= What is being asked =
Leave out the pictures; transcribe all else exactly.

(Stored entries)
#####

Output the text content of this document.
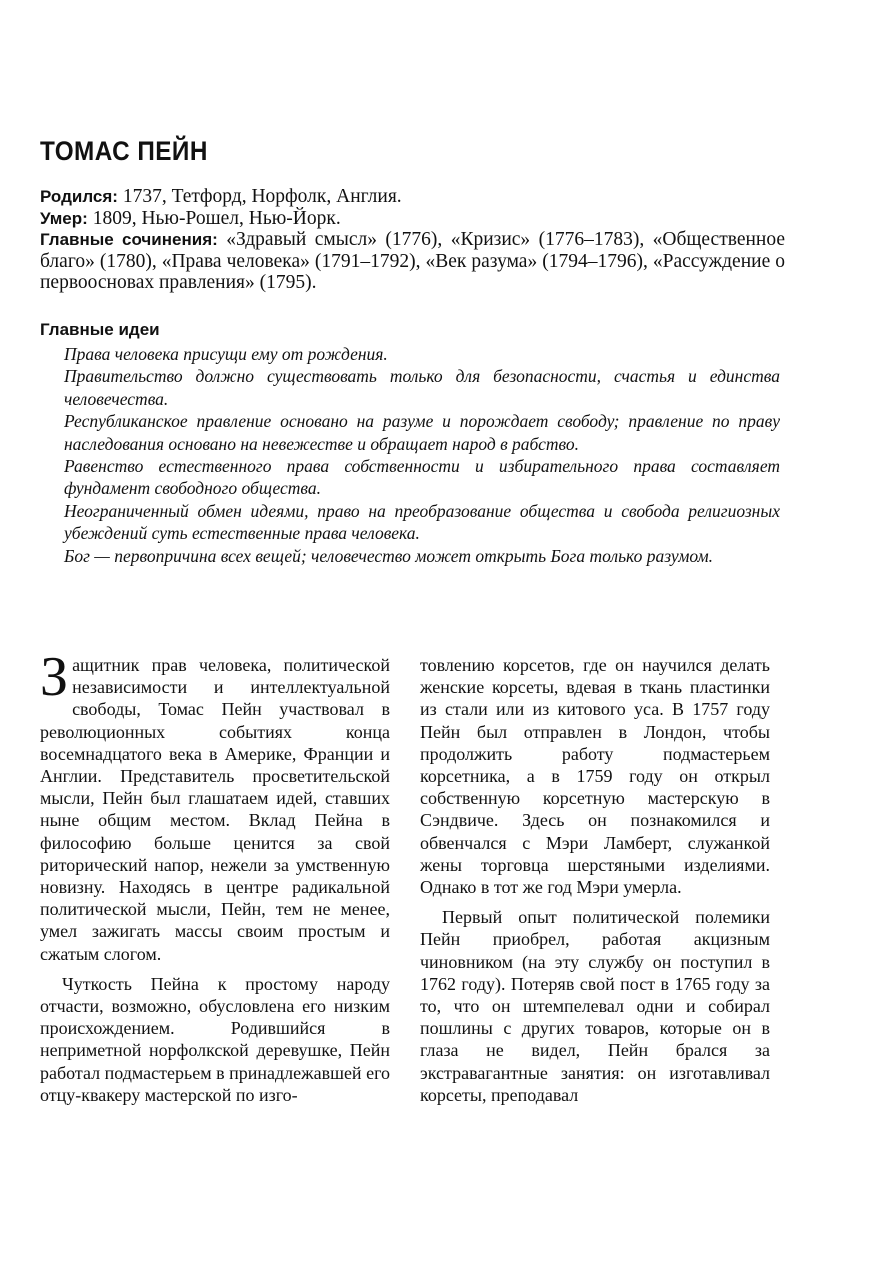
ТОМАС ПЕЙН

Родился: 1737, Тетфорд, Норфолк, Англия.

Умер: 1809, Нью-Рошел, Нью-Йорк.

Главные сочинения: «Здравый смысл» (1776), «Кризис» (1776–1783), «Общественное благо» (1780), «Права человека» (1791–1792), «Век разума» (1794–1796), «Рассуждение о первоосновах правления» (1795).

Главные идеи

Права человека присущи ему от рождения.

Правительство должно существовать только для безопасности, счастья и единства человечества.

Республиканское правление основано на разуме и порождает свободу; правление по праву наследования основано на невежестве и обращает народ в рабство.

Равенство естественного права собственности и избирательного права составляет фундамент свободного общества.

Неограниченный обмен идеями, право на преобразование общества и свобода религиозных убеждений суть естественные права человека.

Бог — первопричина всех вещей; человечество может открыть Бога только разумом.

Защитник прав человека, политической независимости и интеллектуальной свободы, Томас Пейн участвовал в революционных событиях конца восемнадцатого века в Америке, Франции и Англии. Представитель просветительской мысли, Пейн был глашатаем идей, ставших ныне общим местом. Вклад Пейна в философию больше ценится за свой риторический напор, нежели за умственную новизну. Находясь в центре радикальной политической мысли, Пейн, тем не менее, умел зажигать массы своим простым и сжатым слогом.

Чуткость Пейна к простому народу отчасти, возможно, обусловлена его низким происхождением. Родившийся в неприметной норфолкской деревушке, Пейн работал подмастерьем в принадлежавшей его отцу-квакеру мастерской по изго-

товлению корсетов, где он научился делать женские корсеты, вдевая в ткань пластинки из стали или из китового уса. В 1757 году Пейн был отправлен в Лондон, чтобы продолжить работу подмастерьем корсетника, а в 1759 году он открыл собственную корсетную мастерскую в Сэндвиче. Здесь он познакомился и обвенчался с Мэри Ламберт, служанкой жены торговца шерстяными изделиями. Однако в тот же год Мэри умерла.

Первый опыт политической полемики Пейн приобрел, работая акцизным чиновником (на эту службу он поступил в 1762 году). Потеряв свой пост в 1765 году за то, что он штемпелевал одни и собирал пошлины с других товаров, которые он в глаза не видел, Пейн брался за экстравагантные занятия: он изготавливал корсеты, преподавал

#####

= Task answer =
Output the text content of this document.
ТОМАС ПЕЙН

Родился: 1737, Тетфорд, Норфолк, Англия.

Умер: 1809, Нью-Рошел, Нью-Йорк.

Главные сочинения: «Здравый смысл» (1776), «Кризис» (1776–1783), «Общественное благо» (1780), «Права человека» (1791–1792), «Век разума» (1794–1796), «Рассуждение о первоосновах правления» (1795).

Главные идеи

Права человека присущи ему от рождения.

Правительство должно существовать только для безопасности, счастья и единства человечества.

Республиканское правление основано на разуме и порождает свободу; правление по праву наследования основано на невежестве и обращает народ в рабство.

Равенство естественного права собственности и избирательного права составляет фундамент свободного общества.

Неограниченный обмен идеями, право на преобразование общества и свобода религиозных убеждений суть естественные права человека.

Бог — первопричина всех вещей; человечество может открыть Бога только разумом.

Защитник прав человека, политической независимости и интеллектуальной свободы, Томас Пейн участвовал в революционных событиях конца восемнадцатого века в Америке, Франции и Англии. Представитель просветительской мысли, Пейн был глашатаем идей, ставших ныне общим местом. Вклад Пейна в философию больше ценится за свой риторический напор, нежели за умственную новизну. Находясь в центре радикальной политической мысли, Пейн, тем не менее, умел зажигать массы своим простым и сжатым слогом.

Чуткость Пейна к простому народу отчасти, возможно, обусловлена его низким происхождением. Родившийся в неприметной норфолкской деревушке, Пейн работал подмастерьем в принадлежавшей его отцу-квакеру мастерской по изго-

товлению корсетов, где он научился делать женские корсеты, вдевая в ткань пластинки из стали или из китового уса. В 1757 году Пейн был отправлен в Лондон, чтобы продолжить работу подмастерьем корсетника, а в 1759 году он открыл собственную корсетную мастерскую в Сэндвиче. Здесь он познакомился и обвенчался с Мэри Ламберт, служанкой жены торговца шерстяными изделиями. Однако в тот же год Мэри умерла.

Первый опыт политической полемики Пейн приобрел, работая акцизным чиновником (на эту службу он поступил в 1762 году). Потеряв свой пост в 1765 году за то, что он штемпелевал одни и собирал пошлины с других товаров, которые он в глаза не видел, Пейн брался за экстравагантные занятия: он изготавливал корсеты, преподавал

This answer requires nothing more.